**GOAL**
Exactly transcribe the span of lines from the one containing "Read out every word on this page." through the final line of the entries, inclusive, and nothing outside it. Exclude the pictures.

-- start of DATA PROVIDED --

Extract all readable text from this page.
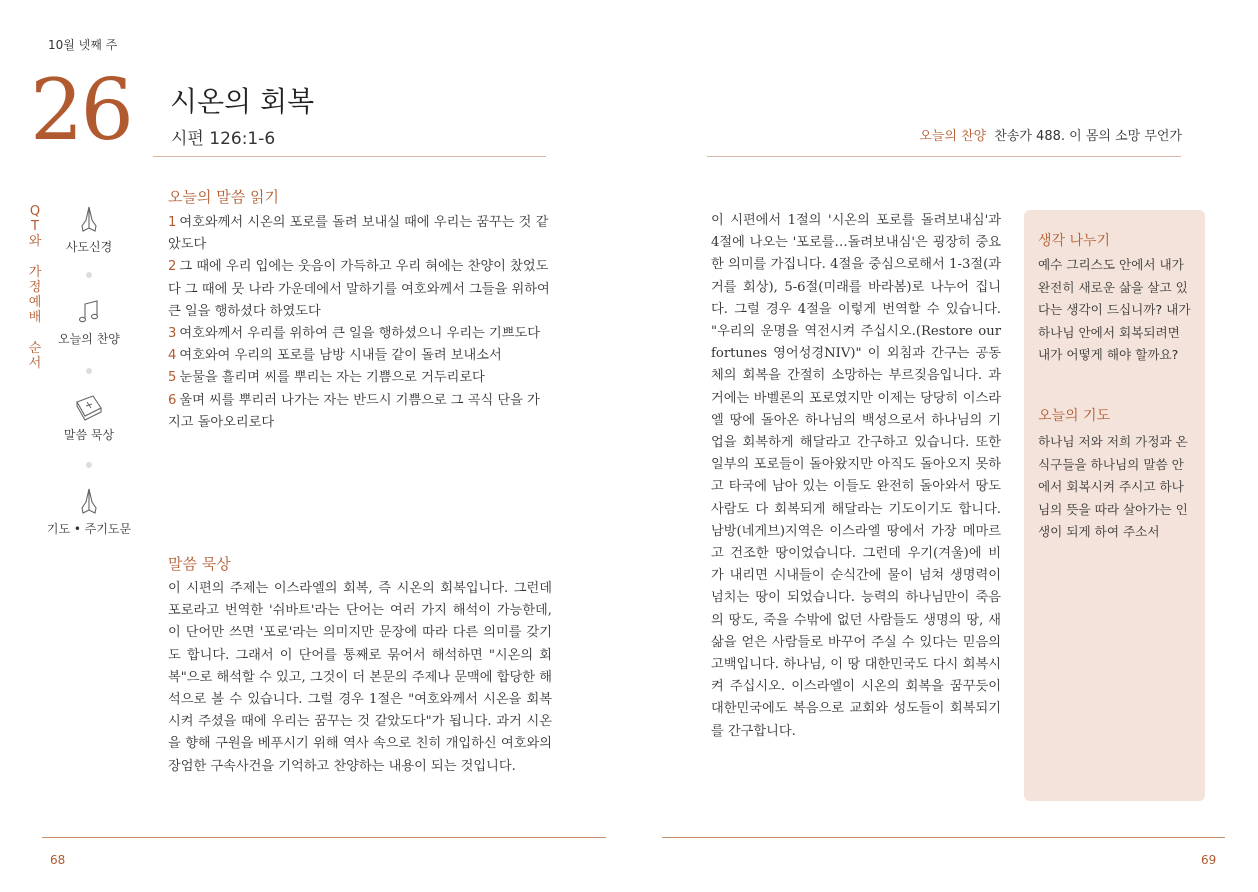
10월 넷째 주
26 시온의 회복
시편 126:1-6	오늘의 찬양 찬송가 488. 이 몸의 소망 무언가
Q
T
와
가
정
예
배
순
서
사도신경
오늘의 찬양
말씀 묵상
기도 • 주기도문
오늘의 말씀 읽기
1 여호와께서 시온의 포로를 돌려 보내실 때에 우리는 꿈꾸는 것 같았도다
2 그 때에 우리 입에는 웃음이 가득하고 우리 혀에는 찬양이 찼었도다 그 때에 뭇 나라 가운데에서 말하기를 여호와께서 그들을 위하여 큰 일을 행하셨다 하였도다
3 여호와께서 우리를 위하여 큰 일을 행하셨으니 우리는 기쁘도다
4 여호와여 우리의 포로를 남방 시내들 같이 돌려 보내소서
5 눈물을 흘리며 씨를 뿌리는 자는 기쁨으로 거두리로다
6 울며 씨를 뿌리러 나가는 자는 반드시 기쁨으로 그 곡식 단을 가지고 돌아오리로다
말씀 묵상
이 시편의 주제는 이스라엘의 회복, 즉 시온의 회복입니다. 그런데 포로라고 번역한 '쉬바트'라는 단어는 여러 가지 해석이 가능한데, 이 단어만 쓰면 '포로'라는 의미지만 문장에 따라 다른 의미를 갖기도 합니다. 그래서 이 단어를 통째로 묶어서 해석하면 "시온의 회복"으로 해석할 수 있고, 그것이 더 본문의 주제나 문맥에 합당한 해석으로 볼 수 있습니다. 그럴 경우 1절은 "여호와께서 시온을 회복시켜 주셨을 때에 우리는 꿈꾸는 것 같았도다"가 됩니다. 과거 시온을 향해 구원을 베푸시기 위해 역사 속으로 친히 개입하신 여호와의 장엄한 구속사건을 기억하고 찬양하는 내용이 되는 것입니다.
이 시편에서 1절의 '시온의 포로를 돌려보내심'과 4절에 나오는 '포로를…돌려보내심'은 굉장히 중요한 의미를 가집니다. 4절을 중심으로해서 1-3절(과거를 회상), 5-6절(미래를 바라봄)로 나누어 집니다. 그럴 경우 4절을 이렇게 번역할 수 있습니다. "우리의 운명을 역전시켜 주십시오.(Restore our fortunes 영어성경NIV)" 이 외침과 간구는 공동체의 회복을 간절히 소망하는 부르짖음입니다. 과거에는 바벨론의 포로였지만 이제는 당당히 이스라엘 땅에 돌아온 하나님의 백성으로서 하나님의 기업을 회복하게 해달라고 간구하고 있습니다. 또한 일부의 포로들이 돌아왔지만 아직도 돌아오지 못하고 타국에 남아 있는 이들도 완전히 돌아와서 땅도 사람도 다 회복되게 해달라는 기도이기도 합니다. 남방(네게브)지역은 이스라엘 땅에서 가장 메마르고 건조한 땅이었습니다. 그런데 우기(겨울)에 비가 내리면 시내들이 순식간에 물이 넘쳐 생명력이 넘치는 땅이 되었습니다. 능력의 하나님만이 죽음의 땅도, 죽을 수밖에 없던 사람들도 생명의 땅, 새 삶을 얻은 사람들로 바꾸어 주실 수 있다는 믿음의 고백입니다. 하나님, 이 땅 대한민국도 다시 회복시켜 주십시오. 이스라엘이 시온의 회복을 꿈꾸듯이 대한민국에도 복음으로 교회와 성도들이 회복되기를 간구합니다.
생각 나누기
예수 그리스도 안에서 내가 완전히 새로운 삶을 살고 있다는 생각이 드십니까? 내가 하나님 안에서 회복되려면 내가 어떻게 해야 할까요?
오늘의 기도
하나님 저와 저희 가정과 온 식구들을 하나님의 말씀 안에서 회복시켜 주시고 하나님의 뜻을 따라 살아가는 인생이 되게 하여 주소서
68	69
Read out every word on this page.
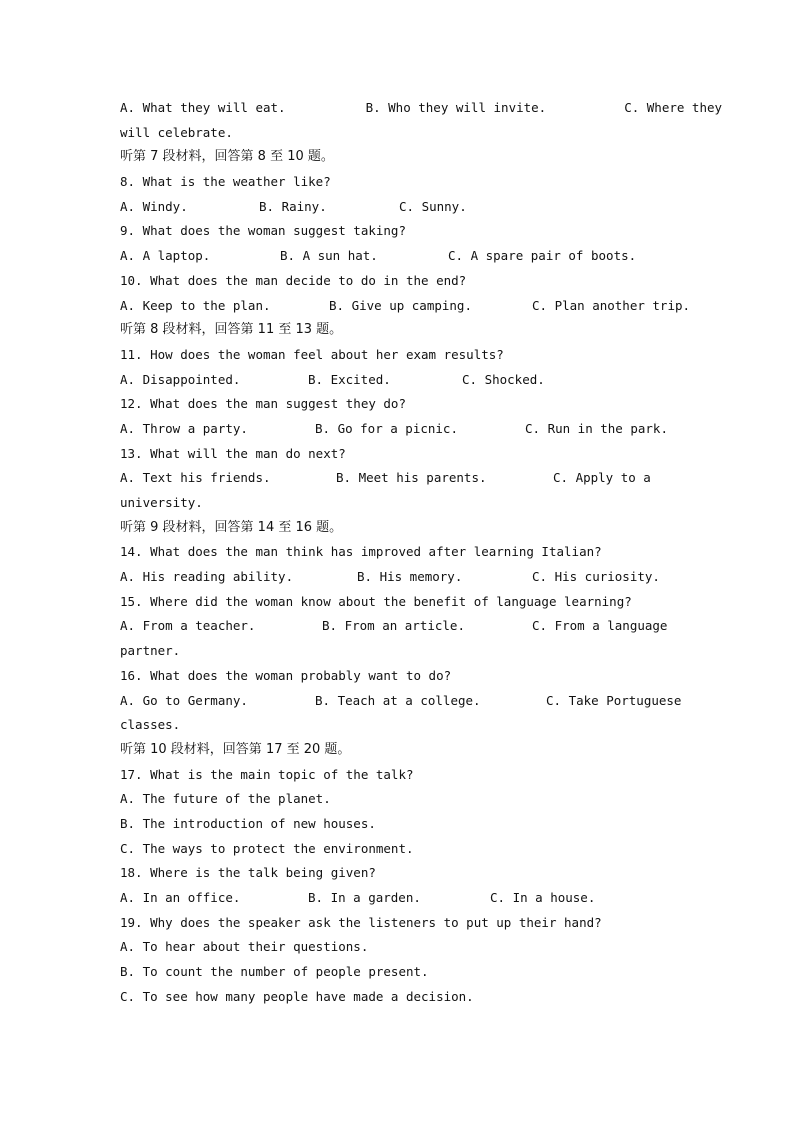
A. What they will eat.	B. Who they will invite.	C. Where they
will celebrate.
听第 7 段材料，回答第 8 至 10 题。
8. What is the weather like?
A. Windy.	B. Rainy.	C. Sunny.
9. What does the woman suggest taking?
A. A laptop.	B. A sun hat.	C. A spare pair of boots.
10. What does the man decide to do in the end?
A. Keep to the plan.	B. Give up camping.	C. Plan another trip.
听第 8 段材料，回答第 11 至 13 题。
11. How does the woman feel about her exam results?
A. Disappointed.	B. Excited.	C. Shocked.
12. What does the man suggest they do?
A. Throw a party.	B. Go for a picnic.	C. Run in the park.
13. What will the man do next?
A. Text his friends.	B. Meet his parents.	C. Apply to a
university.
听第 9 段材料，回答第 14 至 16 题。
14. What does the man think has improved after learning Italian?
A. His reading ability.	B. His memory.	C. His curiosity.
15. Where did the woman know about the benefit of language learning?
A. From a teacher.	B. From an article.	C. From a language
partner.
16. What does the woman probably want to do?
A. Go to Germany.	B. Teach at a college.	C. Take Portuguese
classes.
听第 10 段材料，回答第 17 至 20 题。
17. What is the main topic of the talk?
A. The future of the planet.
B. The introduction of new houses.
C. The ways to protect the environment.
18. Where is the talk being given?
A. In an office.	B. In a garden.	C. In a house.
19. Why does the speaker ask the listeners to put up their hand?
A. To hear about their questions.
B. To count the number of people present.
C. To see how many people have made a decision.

-- end of DATA PROVIDED --

**WRITTEN SOLUTION**
Read out every word on this page.
A. What they will eat.	B. Who they will invite.	C. Where they
will celebrate.
听第 7 段材料，回答第 8 至 10 题。
8. What is the weather like?
A. Windy.	B. Rainy.	C. Sunny.
9. What does the woman suggest taking?
A. A laptop.	B. A sun hat.	C. A spare pair of boots.
10. What does the man decide to do in the end?
A. Keep to the plan.	B. Give up camping.	C. Plan another trip.
听第 8 段材料，回答第 11 至 13 题。
11. How does the woman feel about her exam results?
A. Disappointed.	B. Excited.	C. Shocked.
12. What does the man suggest they do?
A. Throw a party.	B. Go for a picnic.	C. Run in the park.
13. What will the man do next?
A. Text his friends.	B. Meet his parents.	C. Apply to a
university.
听第 9 段材料，回答第 14 至 16 题。
14. What does the man think has improved after learning Italian?
A. His reading ability.	B. His memory.	C. His curiosity.
15. Where did the woman know about the benefit of language learning?
A. From a teacher.	B. From an article.	C. From a language
partner.
16. What does the woman probably want to do?
A. Go to Germany.	B. Teach at a college.	C. Take Portuguese
classes.
听第 10 段材料，回答第 17 至 20 题。
17. What is the main topic of the talk?
A. The future of the planet.
B. The introduction of new houses.
C. The ways to protect the environment.
18. Where is the talk being given?
A. In an office.	B. In a garden.	C. In a house.
19. Why does the speaker ask the listeners to put up their hand?
A. To hear about their questions.
B. To count the number of people present.
C. To see how many people have made a decision.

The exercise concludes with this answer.